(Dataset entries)
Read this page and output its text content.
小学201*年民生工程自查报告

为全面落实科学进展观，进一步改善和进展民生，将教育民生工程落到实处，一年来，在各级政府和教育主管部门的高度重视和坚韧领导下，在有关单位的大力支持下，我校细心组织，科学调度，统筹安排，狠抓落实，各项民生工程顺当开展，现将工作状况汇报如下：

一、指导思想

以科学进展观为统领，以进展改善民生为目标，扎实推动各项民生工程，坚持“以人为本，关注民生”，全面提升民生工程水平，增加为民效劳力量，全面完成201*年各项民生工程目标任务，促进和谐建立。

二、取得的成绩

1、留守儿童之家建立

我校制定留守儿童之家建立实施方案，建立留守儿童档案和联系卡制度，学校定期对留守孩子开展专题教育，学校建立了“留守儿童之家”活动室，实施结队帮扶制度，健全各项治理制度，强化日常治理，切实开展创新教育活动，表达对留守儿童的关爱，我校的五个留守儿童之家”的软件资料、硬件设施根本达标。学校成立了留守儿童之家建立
==
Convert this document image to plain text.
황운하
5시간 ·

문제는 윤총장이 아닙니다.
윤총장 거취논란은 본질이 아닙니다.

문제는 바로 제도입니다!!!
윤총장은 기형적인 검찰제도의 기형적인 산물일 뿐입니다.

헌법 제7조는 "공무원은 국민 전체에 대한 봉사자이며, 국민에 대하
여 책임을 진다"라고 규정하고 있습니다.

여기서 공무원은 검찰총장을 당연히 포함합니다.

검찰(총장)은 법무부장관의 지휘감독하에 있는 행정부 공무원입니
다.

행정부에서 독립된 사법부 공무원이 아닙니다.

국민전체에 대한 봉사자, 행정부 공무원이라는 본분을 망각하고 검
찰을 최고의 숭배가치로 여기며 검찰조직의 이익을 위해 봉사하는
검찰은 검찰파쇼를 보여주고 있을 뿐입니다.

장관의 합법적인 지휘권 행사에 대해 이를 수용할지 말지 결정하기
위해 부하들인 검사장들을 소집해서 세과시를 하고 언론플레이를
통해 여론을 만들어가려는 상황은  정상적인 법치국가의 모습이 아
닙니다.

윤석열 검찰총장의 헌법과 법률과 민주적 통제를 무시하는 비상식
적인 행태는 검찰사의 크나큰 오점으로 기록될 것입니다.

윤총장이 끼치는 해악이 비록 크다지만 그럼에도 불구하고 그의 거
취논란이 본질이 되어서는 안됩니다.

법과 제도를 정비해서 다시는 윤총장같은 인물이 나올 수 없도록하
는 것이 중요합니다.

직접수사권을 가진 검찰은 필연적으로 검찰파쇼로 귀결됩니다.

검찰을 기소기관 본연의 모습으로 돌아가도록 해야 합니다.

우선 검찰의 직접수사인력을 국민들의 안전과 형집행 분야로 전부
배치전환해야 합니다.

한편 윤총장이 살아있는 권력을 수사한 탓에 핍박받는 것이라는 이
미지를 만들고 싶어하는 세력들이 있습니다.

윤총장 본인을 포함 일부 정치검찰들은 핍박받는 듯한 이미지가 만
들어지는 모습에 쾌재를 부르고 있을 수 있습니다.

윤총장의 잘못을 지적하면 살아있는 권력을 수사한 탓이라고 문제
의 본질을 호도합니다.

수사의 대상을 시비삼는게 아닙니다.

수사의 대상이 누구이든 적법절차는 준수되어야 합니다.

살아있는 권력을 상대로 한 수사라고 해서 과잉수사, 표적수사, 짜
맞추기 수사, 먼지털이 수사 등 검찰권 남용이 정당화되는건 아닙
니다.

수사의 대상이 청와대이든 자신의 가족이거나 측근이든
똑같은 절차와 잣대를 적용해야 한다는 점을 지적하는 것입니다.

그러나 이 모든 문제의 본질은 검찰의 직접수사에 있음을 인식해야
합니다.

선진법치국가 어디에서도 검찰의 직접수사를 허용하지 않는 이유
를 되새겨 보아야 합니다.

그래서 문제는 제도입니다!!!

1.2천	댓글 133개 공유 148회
* * *
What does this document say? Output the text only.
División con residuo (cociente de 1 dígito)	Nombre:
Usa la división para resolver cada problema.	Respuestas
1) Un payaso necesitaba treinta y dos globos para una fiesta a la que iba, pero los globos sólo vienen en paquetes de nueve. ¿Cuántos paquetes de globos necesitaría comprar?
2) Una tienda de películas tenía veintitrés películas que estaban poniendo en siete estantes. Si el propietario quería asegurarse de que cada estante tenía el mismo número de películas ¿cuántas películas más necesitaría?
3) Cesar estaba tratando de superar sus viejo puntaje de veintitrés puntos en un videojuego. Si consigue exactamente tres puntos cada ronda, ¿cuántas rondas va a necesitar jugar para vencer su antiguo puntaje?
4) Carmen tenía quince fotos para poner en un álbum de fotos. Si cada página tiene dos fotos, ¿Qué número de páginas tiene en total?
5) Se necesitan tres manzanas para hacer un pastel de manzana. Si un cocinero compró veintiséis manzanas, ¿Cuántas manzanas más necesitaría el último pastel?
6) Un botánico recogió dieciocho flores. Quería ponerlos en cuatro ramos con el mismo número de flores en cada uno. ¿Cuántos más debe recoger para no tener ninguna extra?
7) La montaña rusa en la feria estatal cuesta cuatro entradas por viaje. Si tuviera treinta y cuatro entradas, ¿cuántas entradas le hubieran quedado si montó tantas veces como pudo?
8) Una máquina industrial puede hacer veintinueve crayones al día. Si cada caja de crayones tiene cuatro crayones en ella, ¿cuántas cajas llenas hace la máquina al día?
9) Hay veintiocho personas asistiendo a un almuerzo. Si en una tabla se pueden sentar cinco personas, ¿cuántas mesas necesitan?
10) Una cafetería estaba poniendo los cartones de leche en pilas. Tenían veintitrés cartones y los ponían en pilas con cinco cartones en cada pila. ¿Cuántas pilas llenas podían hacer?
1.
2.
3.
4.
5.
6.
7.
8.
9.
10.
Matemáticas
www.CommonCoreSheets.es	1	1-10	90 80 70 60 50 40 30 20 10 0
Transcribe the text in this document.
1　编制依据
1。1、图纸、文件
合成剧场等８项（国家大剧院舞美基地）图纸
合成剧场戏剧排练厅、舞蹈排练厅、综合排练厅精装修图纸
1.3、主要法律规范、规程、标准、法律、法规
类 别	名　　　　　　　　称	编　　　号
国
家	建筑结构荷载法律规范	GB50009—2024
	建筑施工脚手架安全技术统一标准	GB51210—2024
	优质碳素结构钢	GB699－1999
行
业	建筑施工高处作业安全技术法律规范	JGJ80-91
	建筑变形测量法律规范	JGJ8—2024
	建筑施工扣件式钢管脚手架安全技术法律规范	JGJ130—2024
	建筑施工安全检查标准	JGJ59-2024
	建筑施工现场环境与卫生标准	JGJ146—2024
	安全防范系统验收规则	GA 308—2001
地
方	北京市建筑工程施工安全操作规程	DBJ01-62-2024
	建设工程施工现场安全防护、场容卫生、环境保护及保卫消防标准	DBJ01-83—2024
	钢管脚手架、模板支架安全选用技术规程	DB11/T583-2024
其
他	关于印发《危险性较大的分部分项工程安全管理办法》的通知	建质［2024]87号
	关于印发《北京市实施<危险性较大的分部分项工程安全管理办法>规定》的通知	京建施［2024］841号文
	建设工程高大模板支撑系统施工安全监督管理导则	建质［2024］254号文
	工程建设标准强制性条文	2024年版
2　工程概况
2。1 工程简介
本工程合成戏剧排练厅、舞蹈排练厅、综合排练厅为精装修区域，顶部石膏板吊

Your task: Among the lines of the data, identify those with the word "舞蹈排练厅". Copy each of them.

Answer below:
合成剧场戏剧排练厅、舞蹈排练厅、综合排练厅精装修图纸
本工程合成戏剧排练厅、舞蹈排练厅、综合排练厅为精装修区域，顶部石膏板吊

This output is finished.